Written instruction:
Copy each line with the word "Assets" in it.

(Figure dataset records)

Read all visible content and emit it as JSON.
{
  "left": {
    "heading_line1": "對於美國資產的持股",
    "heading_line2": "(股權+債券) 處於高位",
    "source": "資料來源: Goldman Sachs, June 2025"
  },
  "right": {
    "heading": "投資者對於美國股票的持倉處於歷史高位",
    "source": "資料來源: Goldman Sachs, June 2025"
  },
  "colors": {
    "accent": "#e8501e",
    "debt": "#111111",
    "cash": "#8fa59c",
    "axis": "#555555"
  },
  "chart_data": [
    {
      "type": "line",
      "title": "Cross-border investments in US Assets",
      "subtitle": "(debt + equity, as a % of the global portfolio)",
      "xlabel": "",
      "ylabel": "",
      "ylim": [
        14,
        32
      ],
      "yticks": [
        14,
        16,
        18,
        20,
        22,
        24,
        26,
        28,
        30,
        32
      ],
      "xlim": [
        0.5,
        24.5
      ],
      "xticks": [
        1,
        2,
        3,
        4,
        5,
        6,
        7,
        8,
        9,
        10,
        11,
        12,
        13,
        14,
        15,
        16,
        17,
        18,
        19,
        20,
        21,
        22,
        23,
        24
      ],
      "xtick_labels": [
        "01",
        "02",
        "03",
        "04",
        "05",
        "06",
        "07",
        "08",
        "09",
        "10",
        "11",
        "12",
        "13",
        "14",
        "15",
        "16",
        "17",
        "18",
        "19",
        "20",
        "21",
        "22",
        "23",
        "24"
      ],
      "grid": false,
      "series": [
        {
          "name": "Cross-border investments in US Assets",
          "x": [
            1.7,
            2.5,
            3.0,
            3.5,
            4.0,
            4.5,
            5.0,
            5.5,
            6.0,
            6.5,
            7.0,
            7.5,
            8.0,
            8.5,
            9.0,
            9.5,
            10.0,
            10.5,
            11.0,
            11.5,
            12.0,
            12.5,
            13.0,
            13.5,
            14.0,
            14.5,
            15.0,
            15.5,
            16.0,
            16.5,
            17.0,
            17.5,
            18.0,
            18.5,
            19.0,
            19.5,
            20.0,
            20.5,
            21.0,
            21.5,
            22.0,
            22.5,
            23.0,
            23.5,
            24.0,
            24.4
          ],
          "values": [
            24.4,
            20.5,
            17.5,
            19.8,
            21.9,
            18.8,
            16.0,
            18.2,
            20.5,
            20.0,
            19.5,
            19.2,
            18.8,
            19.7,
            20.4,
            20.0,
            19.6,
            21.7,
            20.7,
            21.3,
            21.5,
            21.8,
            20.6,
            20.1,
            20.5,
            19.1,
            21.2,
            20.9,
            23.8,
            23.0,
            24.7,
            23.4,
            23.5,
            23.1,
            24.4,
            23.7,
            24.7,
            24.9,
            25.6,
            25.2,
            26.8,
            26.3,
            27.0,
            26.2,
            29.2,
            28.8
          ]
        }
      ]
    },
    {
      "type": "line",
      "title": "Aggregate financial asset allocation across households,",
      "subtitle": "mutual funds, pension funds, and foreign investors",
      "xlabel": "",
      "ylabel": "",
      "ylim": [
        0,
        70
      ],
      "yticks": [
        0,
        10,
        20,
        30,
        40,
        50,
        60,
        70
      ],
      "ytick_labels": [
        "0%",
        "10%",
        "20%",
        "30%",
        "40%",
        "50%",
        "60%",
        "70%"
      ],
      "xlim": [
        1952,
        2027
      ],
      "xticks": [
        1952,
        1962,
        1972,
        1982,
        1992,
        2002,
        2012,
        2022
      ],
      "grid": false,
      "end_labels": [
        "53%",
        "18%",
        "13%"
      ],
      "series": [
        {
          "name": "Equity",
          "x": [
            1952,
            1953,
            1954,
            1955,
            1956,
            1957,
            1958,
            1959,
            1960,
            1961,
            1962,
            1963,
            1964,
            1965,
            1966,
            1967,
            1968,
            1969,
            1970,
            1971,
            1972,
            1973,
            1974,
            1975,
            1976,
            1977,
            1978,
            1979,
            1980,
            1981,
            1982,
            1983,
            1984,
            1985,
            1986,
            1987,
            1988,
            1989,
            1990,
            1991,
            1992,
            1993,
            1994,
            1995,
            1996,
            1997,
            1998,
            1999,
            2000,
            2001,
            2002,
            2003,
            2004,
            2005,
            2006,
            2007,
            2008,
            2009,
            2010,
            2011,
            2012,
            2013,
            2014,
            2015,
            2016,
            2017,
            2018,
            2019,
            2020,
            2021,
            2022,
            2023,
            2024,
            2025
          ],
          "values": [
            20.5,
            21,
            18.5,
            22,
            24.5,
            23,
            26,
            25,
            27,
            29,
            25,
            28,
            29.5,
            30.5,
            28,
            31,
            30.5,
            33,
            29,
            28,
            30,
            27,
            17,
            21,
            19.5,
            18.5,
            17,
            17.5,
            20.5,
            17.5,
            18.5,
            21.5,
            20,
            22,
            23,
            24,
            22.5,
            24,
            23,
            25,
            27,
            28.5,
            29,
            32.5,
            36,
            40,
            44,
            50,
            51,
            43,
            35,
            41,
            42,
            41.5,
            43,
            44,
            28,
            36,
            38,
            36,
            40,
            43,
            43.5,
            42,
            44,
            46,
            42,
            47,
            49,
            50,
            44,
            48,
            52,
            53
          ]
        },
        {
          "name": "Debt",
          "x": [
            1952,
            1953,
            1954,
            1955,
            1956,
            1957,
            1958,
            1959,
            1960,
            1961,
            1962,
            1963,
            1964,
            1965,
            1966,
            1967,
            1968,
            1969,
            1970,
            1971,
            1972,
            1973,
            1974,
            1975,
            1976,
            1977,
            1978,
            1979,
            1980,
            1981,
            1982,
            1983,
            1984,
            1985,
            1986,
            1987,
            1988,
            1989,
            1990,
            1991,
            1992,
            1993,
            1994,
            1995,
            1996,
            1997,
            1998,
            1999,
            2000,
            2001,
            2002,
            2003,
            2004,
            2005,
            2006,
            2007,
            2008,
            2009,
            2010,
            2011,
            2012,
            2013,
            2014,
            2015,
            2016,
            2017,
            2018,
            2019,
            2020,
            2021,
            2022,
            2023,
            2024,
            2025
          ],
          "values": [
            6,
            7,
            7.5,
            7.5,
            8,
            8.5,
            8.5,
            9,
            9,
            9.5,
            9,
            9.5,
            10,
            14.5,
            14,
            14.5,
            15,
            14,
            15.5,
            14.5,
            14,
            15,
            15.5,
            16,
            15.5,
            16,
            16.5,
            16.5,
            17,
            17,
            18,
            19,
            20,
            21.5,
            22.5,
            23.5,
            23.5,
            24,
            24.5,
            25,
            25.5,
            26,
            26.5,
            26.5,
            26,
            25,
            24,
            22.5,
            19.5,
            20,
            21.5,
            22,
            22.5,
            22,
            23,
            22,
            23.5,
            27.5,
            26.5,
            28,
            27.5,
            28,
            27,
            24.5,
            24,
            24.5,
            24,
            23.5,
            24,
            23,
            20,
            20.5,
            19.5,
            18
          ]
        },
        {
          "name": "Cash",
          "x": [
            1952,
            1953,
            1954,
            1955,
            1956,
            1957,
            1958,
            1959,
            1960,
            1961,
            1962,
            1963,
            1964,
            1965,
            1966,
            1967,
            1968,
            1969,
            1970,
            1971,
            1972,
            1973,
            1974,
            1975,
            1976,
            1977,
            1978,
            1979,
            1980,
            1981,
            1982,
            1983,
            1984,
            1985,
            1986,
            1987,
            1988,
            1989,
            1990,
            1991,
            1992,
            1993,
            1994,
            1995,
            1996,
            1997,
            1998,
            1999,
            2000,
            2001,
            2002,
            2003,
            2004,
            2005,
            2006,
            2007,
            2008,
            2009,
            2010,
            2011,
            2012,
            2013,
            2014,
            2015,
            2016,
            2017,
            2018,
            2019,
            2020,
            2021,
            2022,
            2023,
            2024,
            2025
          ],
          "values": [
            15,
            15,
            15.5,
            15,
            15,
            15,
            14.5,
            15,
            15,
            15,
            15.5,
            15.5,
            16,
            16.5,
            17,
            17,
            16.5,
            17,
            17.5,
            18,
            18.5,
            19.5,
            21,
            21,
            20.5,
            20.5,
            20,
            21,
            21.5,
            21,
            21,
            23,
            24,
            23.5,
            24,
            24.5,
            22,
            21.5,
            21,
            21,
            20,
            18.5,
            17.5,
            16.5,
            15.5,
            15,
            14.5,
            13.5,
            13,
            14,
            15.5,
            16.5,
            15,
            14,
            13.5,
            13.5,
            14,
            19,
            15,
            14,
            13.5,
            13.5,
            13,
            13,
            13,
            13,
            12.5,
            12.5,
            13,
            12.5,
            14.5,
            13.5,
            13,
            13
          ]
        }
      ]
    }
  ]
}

Response:
      "title": "Cross-border investments in US Assets",
          "name": "Cross-border investments in US Assets",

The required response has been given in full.